╭─ DATASET RECORDS
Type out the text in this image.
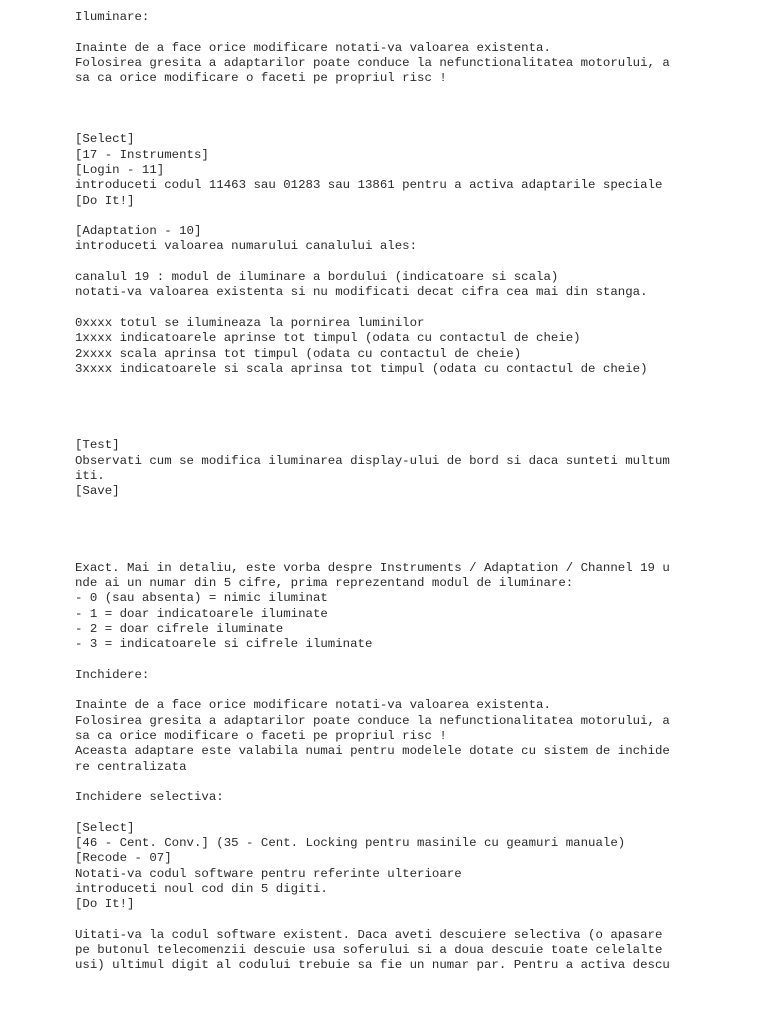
Iluminare:
Inainte de a face orice modificare notati-va valoarea existenta.
Folosirea gresita a adaptarilor poate conduce la nefunctionalitatea motorului, a
sa ca orice modificare o faceti pe propriul risc !
[Select]
[17 - Instruments]
[Login - 11]
introduceti codul 11463 sau 01283 sau 13861 pentru a activa adaptarile speciale
[Do It!]
[Adaptation - 10]
introduceti valoarea numarului canalului ales:
canalul 19 : modul de iluminare a bordului (indicatoare si scala)
notati-va valoarea existenta si nu modificati decat cifra cea mai din stanga.
0xxxx totul se ilumineaza la pornirea luminilor
1xxxx indicatoarele aprinse tot timpul (odata cu contactul de cheie)
2xxxx scala aprinsa tot timpul (odata cu contactul de cheie)
3xxxx indicatoarele si scala aprinsa tot timpul (odata cu contactul de cheie)
[Test]
Observati cum se modifica iluminarea display-ului de bord si daca sunteti multum
iti.
[Save]
Exact. Mai in detaliu, este vorba despre Instruments / Adaptation / Channel 19 u
nde ai un numar din 5 cifre, prima reprezentand modul de iluminare:
- 0 (sau absenta) = nimic iluminat
- 1 = doar indicatoarele iluminate
- 2 = doar cifrele iluminate
- 3 = indicatoarele si cifrele iluminate
Inchidere:
Inainte de a face orice modificare notati-va valoarea existenta.
Folosirea gresita a adaptarilor poate conduce la nefunctionalitatea motorului, a
sa ca orice modificare o faceti pe propriul risc !
Aceasta adaptare este valabila numai pentru modelele dotate cu sistem de inchide
re centralizata
Inchidere selectiva:
[Select]
[46 - Cent. Conv.] (35 - Cent. Locking pentru masinile cu geamuri manuale)
[Recode - 07]
Notati-va codul software pentru referinte ulterioare
introduceti noul cod din 5 digiti.
[Do It!]
Uitati-va la codul software existent. Daca aveti descuiere selectiva (o apasare
pe butonul telecomenzii descuie usa soferului si a doua descuie toate celelalte
usi) ultimul digit al codului trebuie sa fie un numar par. Pentru a activa descu
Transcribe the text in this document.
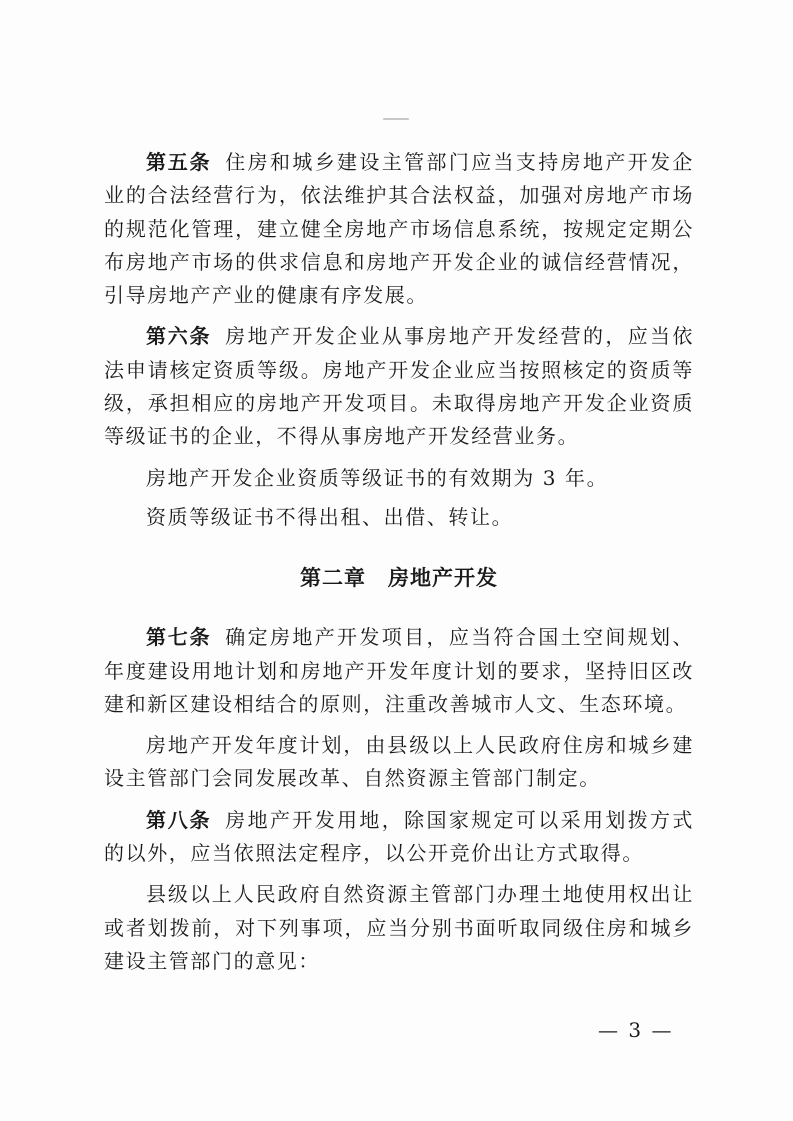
第五条 住房和城乡建设主管部门应当支持房地产开发企业的合法经营行为，依法维护其合法权益，加强对房地产市场的规范化管理，建立健全房地产市场信息系统，按规定定期公布房地产市场的供求信息和房地产开发企业的诚信经营情况，引导房地产产业的健康有序发展。

第六条 房地产开发企业从事房地产开发经营的，应当依法申请核定资质等级。房地产开发企业应当按照核定的资质等级，承担相应的房地产开发项目。未取得房地产开发企业资质等级证书的企业，不得从事房地产开发经营业务。

房地产开发企业资质等级证书的有效期为 3 年。

资质等级证书不得出租、出借、转让。

第二章 房地产开发

第七条 确定房地产开发项目，应当符合国土空间规划、年度建设用地计划和房地产开发年度计划的要求，坚持旧区改建和新区建设相结合的原则，注重改善城市人文、生态环境。

房地产开发年度计划，由县级以上人民政府住房和城乡建设主管部门会同发展改革、自然资源主管部门制定。

第八条 房地产开发用地，除国家规定可以采用划拨方式的以外，应当依照法定程序，以公开竞价出让方式取得。

县级以上人民政府自然资源主管部门办理土地使用权出让或者划拨前，对下列事项，应当分别书面听取同级住房和城乡建设主管部门的意见：

— 3 —
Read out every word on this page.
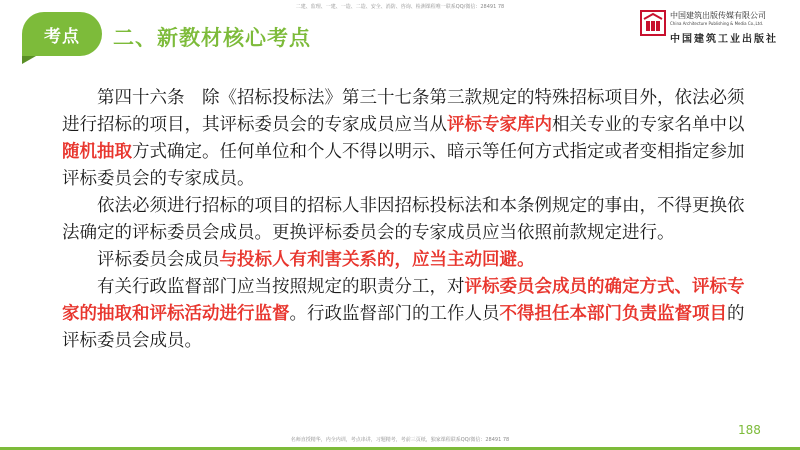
二建、监理、一建、一造、二造、安全、消防、咨询、检测课程唯一联系QQ/微信：28491 78
考点 二、新教材核心考点
中国建筑出版传媒有限公司
China Architecture Publishing & Media Co.,Ltd.
中国建筑工业出版社

第四十六条　除《招标投标法》第三十七条第三款规定的特殊招标项目外，依法必须进行招标的项目，其评标委员会的专家成员应当从评标专家库内相关专业的专家名单中以随机抽取方式确定。任何单位和个人不得以明示、暗示等任何方式指定或者变相指定参加评标委员会的专家成员。

依法必须进行招标的项目的招标人非因招标投标法和本条例规定的事由，不得更换依法确定的评标委员会成员。更换评标委员会的专家成员应当依照前款规定进行。

评标委员会成员与投标人有利害关系的，应当主动回避。

有关行政监督部门应当按照规定的职责分工，对评标委员会成员的确定方式、评标专家的抽取和评标活动进行监督。行政监督部门的工作人员不得担任本部门负责监督项目的评标委员会成员。

188
名师直授精华，内全内训，考点串讲，习题精考，考前三页纸，独家课程联系QQ/微信：28491 78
╰─
* WRITTEN REQUEST:
How many of the lines above include the string "cheie"? Reply with the number by itself.

* RESULT OF THE EXERCISE:
3